**PROBLEM REQUIREMENTS:**
Without the pictures, write out all the lines below exactly as they appear.

**EXCERPTED RECORDS:**
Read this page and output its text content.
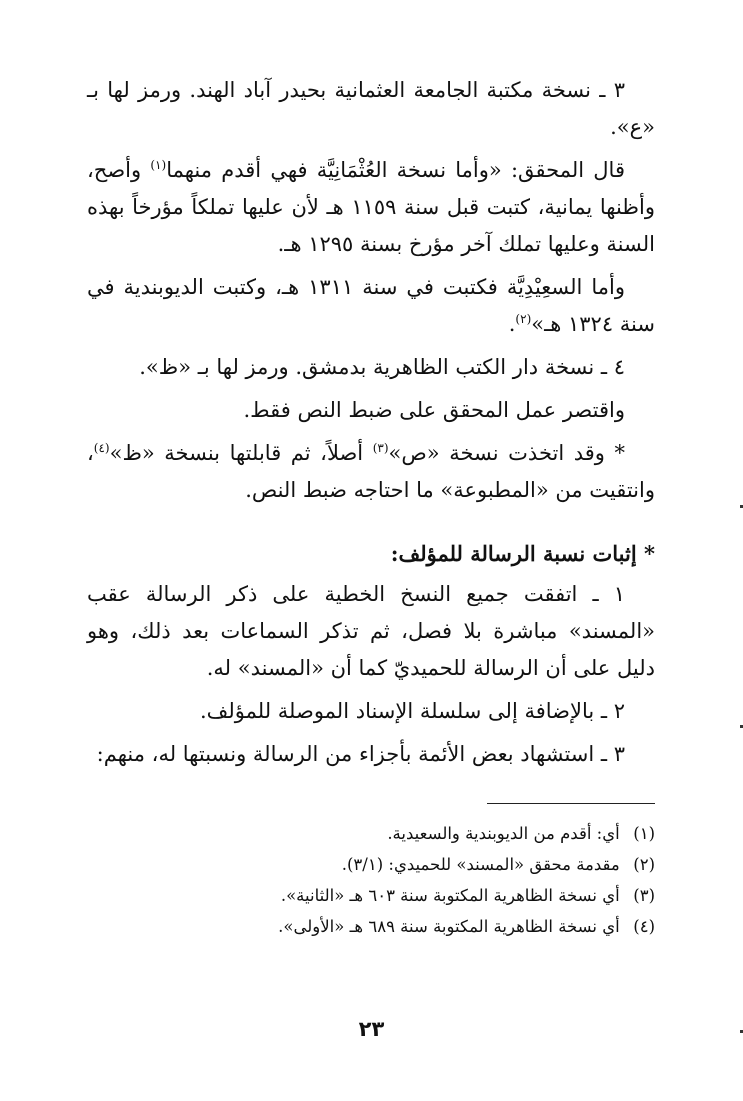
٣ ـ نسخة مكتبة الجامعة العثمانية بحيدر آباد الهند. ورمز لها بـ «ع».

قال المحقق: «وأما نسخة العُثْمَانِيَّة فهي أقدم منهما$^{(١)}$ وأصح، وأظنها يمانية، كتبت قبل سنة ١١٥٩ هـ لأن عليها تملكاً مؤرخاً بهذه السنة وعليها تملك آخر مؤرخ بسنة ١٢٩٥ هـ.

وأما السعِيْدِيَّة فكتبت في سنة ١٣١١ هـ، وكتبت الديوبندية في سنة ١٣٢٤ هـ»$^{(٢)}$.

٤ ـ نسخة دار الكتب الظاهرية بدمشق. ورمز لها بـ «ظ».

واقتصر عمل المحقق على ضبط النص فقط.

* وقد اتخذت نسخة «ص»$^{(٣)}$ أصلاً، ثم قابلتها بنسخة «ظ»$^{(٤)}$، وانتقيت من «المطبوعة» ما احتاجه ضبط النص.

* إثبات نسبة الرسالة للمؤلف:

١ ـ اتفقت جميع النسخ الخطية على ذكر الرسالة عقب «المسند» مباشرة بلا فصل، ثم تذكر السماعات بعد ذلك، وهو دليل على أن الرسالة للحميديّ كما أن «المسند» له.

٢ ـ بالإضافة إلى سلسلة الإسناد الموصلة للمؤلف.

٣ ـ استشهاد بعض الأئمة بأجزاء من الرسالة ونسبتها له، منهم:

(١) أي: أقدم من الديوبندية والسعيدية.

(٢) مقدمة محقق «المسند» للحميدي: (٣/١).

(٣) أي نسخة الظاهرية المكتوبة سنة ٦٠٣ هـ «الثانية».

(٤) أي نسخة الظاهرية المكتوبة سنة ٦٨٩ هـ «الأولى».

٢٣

**WRITTEN ANSWER:**
Read this page and output its text content.
٣ ـ نسخة مكتبة الجامعة العثمانية بحيدر آباد الهند. ورمز لها بـ «ع».

قال المحقق: «وأما نسخة العُثْمَانِيَّة فهي أقدم منهما$^{(١)}$ وأصح، وأظنها يمانية، كتبت قبل سنة ١١٥٩ هـ لأن عليها تملكاً مؤرخاً بهذه السنة وعليها تملك آخر مؤرخ بسنة ١٢٩٥ هـ.

وأما السعِيْدِيَّة فكتبت في سنة ١٣١١ هـ، وكتبت الديوبندية في سنة ١٣٢٤ هـ»$^{(٢)}$.

٤ ـ نسخة دار الكتب الظاهرية بدمشق. ورمز لها بـ «ظ».

واقتصر عمل المحقق على ضبط النص فقط.

* وقد اتخذت نسخة «ص»$^{(٣)}$ أصلاً، ثم قابلتها بنسخة «ظ»$^{(٤)}$، وانتقيت من «المطبوعة» ما احتاجه ضبط النص.

* إثبات نسبة الرسالة للمؤلف:

١ ـ اتفقت جميع النسخ الخطية على ذكر الرسالة عقب «المسند» مباشرة بلا فصل، ثم تذكر السماعات بعد ذلك، وهو دليل على أن الرسالة للحميديّ كما أن «المسند» له.

٢ ـ بالإضافة إلى سلسلة الإسناد الموصلة للمؤلف.

٣ ـ استشهاد بعض الأئمة بأجزاء من الرسالة ونسبتها له، منهم:

(١) أي: أقدم من الديوبندية والسعيدية.

(٢) مقدمة محقق «المسند» للحميدي: (٣/١).

(٣) أي نسخة الظاهرية المكتوبة سنة ٦٠٣ هـ «الثانية».

(٤) أي نسخة الظاهرية المكتوبة سنة ٦٨٩ هـ «الأولى».

٢٣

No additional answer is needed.